[Input start]
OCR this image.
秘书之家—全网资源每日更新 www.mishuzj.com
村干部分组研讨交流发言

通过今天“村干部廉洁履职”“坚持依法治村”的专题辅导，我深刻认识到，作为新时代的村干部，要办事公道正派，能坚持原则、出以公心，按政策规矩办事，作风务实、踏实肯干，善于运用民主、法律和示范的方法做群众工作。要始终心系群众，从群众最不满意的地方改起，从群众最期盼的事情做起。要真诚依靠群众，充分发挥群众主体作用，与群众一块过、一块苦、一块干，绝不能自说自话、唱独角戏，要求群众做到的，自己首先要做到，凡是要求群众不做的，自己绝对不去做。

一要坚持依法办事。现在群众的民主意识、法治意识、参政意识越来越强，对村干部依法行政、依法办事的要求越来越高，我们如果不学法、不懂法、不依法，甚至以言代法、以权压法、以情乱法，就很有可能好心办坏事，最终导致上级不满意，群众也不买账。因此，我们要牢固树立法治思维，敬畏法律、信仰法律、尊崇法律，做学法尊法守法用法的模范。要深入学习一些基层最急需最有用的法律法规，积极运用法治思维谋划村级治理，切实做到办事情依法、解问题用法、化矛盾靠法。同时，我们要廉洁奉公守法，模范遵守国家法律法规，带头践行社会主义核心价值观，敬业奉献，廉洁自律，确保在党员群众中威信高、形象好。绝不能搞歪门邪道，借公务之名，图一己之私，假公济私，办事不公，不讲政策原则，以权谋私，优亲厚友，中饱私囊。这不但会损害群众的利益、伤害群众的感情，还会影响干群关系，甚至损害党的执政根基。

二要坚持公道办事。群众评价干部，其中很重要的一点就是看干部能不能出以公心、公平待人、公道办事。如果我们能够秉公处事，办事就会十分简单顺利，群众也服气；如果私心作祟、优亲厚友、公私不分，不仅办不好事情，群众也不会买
[Input end]
> _Directions_
In this exercise, repeat all entries exactly.

> _Output of the exercise_
OCR this image.
秘书之家—全网资源每日更新 www.mishuzj.com
村干部分组研讨交流发言

通过今天“村干部廉洁履职”“坚持依法治村”的专题辅导，我深刻认识到，作为新时代的村干部，要办事公道正派，能坚持原则、出以公心，按政策规矩办事，作风务实、踏实肯干，善于运用民主、法律和示范的方法做群众工作。要始终心系群众，从群众最不满意的地方改起，从群众最期盼的事情做起。要真诚依靠群众，充分发挥群众主体作用，与群众一块过、一块苦、一块干，绝不能自说自话、唱独角戏，要求群众做到的，自己首先要做到，凡是要求群众不做的，自己绝对不去做。

一要坚持依法办事。现在群众的民主意识、法治意识、参政意识越来越强，对村干部依法行政、依法办事的要求越来越高，我们如果不学法、不懂法、不依法，甚至以言代法、以权压法、以情乱法，就很有可能好心办坏事，最终导致上级不满意，群众也不买账。因此，我们要牢固树立法治思维，敬畏法律、信仰法律、尊崇法律，做学法尊法守法用法的模范。要深入学习一些基层最急需最有用的法律法规，积极运用法治思维谋划村级治理，切实做到办事情依法、解问题用法、化矛盾靠法。同时，我们要廉洁奉公守法，模范遵守国家法律法规，带头践行社会主义核心价值观，敬业奉献，廉洁自律，确保在党员群众中威信高、形象好。绝不能搞歪门邪道，借公务之名，图一己之私，假公济私，办事不公，不讲政策原则，以权谋私，优亲厚友，中饱私囊。这不但会损害群众的利益、伤害群众的感情，还会影响干群关系，甚至损害党的执政根基。

二要坚持公道办事。群众评价干部，其中很重要的一点就是看干部能不能出以公心、公平待人、公道办事。如果我们能够秉公处事，办事就会十分简单顺利，群众也服气；如果私心作祟、优亲厚友、公私不分，不仅办不好事情，群众也不会买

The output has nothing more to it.